• **CONSIGNE 1**: Le témoignage sur le féminisme confirme-t-il chacune des affirmations suivantes ? Répondez par oui ou non et citez mot pour mot le passage qui tranche : (a) la femme de Minas Gerais a été tuée sur une plage ; (b) l'avocat du meurtrier était un débutant en droit pénal ; (c) l'avocat a présenté sa défense comme compliquée.
• **CONSIGNE 2**: Poursuivez le témoignage sur le féminisme après sa dernière phrase.

• **EXTRAIT DU TEXTE**:
-------

Comme vous pouvez l'imaginer,
aucune femme ne naît féministe.
Je ne suis pas non plus née féministe.
Et je vais vous raconter
comment je le suis devenue.
Je vivais au Brésil,
j'étais exilée
du fait de la dictature militaire,
jusqu'à 1979,
et un fait tragique
a eu lieu à cette époque.
Une femme merveilleuse de Minas Gerais,
la ville où je vivais,
a été tuée par balle sur la plage
de Búzios par son compagnon
qui a prétexté l'infidélité.
Un jour, alors que je regardais
une émission à la télévision,
une journaliste a interviewé
l'avocat chargé
de la défense du meurtrier.
L'avocat de la défense
est une figure éminente
dans le droit pénal brésilien.
La journaliste lui a donc demandé
comment il comptait organiser
la défense du meurtrier.
Et notre avocat, ne manquant pas d'air,
a dit que c'était très simple,
tout ceci s'est dit en portugais
bien évidemment,
très simple donc,
légitime défense de l'honneur.

-------

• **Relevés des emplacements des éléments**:
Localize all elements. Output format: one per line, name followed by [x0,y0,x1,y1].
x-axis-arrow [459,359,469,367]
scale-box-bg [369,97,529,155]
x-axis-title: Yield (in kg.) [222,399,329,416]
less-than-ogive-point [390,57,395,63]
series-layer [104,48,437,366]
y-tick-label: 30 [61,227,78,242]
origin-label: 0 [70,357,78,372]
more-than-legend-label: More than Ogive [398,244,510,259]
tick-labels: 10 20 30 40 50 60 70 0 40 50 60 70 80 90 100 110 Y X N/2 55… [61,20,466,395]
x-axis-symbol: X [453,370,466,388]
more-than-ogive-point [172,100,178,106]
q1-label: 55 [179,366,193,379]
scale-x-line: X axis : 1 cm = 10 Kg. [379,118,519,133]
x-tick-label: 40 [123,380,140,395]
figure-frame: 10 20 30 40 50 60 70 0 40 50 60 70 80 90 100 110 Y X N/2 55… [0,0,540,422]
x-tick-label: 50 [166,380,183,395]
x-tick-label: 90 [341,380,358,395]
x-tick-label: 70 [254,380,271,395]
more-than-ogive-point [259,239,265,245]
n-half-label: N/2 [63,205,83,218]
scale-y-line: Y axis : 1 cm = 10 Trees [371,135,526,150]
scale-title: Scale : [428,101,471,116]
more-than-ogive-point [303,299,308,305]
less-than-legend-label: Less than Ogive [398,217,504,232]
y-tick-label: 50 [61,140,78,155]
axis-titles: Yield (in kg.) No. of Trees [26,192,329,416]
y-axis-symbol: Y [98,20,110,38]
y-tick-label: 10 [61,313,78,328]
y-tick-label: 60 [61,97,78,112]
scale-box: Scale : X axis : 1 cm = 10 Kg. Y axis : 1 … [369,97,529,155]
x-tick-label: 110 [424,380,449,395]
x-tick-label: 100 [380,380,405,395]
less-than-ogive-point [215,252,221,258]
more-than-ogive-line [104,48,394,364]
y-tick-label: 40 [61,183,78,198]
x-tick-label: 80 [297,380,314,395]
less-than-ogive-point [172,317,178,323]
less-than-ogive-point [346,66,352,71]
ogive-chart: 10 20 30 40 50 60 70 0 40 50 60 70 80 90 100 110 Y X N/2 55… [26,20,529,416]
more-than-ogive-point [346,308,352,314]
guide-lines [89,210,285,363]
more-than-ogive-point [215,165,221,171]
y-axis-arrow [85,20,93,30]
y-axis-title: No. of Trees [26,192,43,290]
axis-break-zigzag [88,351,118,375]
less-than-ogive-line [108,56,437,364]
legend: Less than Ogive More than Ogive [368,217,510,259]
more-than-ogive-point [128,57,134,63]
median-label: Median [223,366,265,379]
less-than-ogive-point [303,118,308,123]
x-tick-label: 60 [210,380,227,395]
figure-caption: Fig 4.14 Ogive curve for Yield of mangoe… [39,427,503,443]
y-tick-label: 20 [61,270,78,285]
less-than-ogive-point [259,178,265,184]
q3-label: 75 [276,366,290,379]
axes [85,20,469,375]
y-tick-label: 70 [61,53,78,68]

-------

• **RÉPONSE 1**:
(a) Oui : « a été tuée par balle sur la plage ».
(b) Non : « est une figure éminente dans le droit pénal brésilien ».
(c) Non : « a dit que c'était très simple ».

• **RÉPONSE 2**:
C'est pour cela qu'il l'avait tuée.
Comme vous pouvez l'imaginer,
cela m'a bouleversée,
moi qui était une justicière dans l'âme,
qui prônait l'égalité pour tous.
Je me suis rendue compte qu'il me manquait
un chapitre essentiel,
et c'est pourquoi je me suis obligée
à étudier et à repenser
ce qui était arrivé aux femmes.
Que s'était-il passé
pour les femmes dans l'histoire ?
C'est là que je me suis opposée
au système patriarcal
qui est un système d'exclusion,
mais pas seulement pour les femmes.
Pas seulement pour les femmes.
Le système patriarcal exclut également
toutes les autres identités
non alignées sur le modèle masculin.
Lors de cette recherche,
je me suis particulièrement penchée
sur les événements du 19e siècle,
un siècle qui exclut beaucoup la femme.
Nous avons donc étudié
le Code de Napoléon de 1804,
code majoritairement repris par nos pays,
qui donnait aux femmes
des droits inférieurs :
elles ne pouvaient
ni recevoir d'éducation ni travailler,
ni gérer leurs propres biens.
Mais je tiens à vous rappeler
que face à ce régime d'exclusion
si oppressant,
de nombreux hommes ont commencé
à accompagner la révolte des femmes,
ainsi est né le féminisme.
Je vous rappelle également qu'en 1848
a eu lieu la première assemblée
des féministes qui s'est déroulée
à Seneca Falls,
à côté de New York,
dans une église méthodiste,
et à cette réunion, 30 % des personnes
qui réclamaient l'égalité des droits
étaient des hommes.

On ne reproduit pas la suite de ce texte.